* _BRIEF_: Output all lines exactly, with nothing added or dropped.

-- START OF DATA FOR THIS EXERCISE --

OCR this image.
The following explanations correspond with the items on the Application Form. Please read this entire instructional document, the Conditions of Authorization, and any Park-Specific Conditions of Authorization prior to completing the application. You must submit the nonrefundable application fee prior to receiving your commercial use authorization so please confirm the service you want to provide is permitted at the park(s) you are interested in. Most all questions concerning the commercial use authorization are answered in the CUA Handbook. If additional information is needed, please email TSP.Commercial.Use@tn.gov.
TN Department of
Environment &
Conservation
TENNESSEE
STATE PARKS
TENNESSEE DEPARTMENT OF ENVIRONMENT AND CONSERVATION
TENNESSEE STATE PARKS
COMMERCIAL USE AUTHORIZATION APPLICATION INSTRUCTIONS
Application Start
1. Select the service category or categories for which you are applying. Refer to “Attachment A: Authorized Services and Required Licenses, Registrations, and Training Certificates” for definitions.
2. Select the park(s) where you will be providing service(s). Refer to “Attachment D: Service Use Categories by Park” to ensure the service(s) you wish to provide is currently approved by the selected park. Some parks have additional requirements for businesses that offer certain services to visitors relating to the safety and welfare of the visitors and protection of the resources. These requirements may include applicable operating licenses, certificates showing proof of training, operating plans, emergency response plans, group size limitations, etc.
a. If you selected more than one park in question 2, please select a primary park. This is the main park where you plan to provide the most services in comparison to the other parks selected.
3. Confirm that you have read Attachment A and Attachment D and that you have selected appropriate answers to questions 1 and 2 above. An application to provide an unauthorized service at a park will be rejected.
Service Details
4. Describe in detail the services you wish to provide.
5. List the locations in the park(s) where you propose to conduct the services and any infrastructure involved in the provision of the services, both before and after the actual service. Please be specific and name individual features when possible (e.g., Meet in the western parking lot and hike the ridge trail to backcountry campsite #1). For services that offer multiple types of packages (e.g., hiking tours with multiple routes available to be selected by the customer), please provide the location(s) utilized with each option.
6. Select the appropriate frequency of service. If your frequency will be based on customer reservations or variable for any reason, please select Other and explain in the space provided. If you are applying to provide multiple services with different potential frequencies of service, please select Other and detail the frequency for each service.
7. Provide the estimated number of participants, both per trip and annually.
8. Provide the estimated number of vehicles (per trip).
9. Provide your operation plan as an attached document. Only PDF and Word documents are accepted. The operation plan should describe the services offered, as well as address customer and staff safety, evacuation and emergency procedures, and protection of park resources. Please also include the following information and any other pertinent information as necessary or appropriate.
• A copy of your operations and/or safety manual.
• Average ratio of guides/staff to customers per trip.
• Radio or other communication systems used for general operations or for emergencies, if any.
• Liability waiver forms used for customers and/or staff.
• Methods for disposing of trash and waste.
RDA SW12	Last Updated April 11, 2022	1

-- END OF DATA FOR THIS EXERCISE --

* _SOLUTION TO THIS EXERCISE_:
OCR this image.
The following explanations correspond with the items on the Application Form. Please read this entire instructional document, the Conditions of Authorization, and any Park-Specific Conditions of Authorization prior to completing the application. You must submit the nonrefundable application fee prior to receiving your commercial use authorization so please confirm the service you want to provide is permitted at the park(s) you are interested in. Most all questions concerning the commercial use authorization are answered in the CUA Handbook. If additional information is needed, please email TSP.Commercial.Use@tn.gov.
TN Department of
Environment &
Conservation
TENNESSEE
STATE PARKS
TENNESSEE DEPARTMENT OF ENVIRONMENT AND CONSERVATION
TENNESSEE STATE PARKS
COMMERCIAL USE AUTHORIZATION APPLICATION INSTRUCTIONS
Application Start
1. Select the service category or categories for which you are applying. Refer to “Attachment A: Authorized Services and Required Licenses, Registrations, and Training Certificates” for definitions.
2. Select the park(s) where you will be providing service(s). Refer to “Attachment D: Service Use Categories by Park” to ensure the service(s) you wish to provide is currently approved by the selected park. Some parks have additional requirements for businesses that offer certain services to visitors relating to the safety and welfare of the visitors and protection of the resources. These requirements may include applicable operating licenses, certificates showing proof of training, operating plans, emergency response plans, group size limitations, etc.
a. If you selected more than one park in question 2, please select a primary park. This is the main park where you plan to provide the most services in comparison to the other parks selected.
3. Confirm that you have read Attachment A and Attachment D and that you have selected appropriate answers to questions 1 and 2 above. An application to provide an unauthorized service at a park will be rejected.
Service Details
4. Describe in detail the services you wish to provide.
5. List the locations in the park(s) where you propose to conduct the services and any infrastructure involved in the provision of the services, both before and after the actual service. Please be specific and name individual features when possible (e.g., Meet in the western parking lot and hike the ridge trail to backcountry campsite #1). For services that offer multiple types of packages (e.g., hiking tours with multiple routes available to be selected by the customer), please provide the location(s) utilized with each option.
6. Select the appropriate frequency of service. If your frequency will be based on customer reservations or variable for any reason, please select Other and explain in the space provided. If you are applying to provide multiple services with different potential frequencies of service, please select Other and detail the frequency for each service.
7. Provide the estimated number of participants, both per trip and annually.
8. Provide the estimated number of vehicles (per trip).
9. Provide your operation plan as an attached document. Only PDF and Word documents are accepted. The operation plan should describe the services offered, as well as address customer and staff safety, evacuation and emergency procedures, and protection of park resources. Please also include the following information and any other pertinent information as necessary or appropriate.
• A copy of your operations and/or safety manual.
• Average ratio of guides/staff to customers per trip.
• Radio or other communication systems used for general operations or for emergencies, if any.
• Liability waiver forms used for customers and/or staff.
• Methods for disposing of trash and waste.
RDA SW12	Last Updated April 11, 2022	1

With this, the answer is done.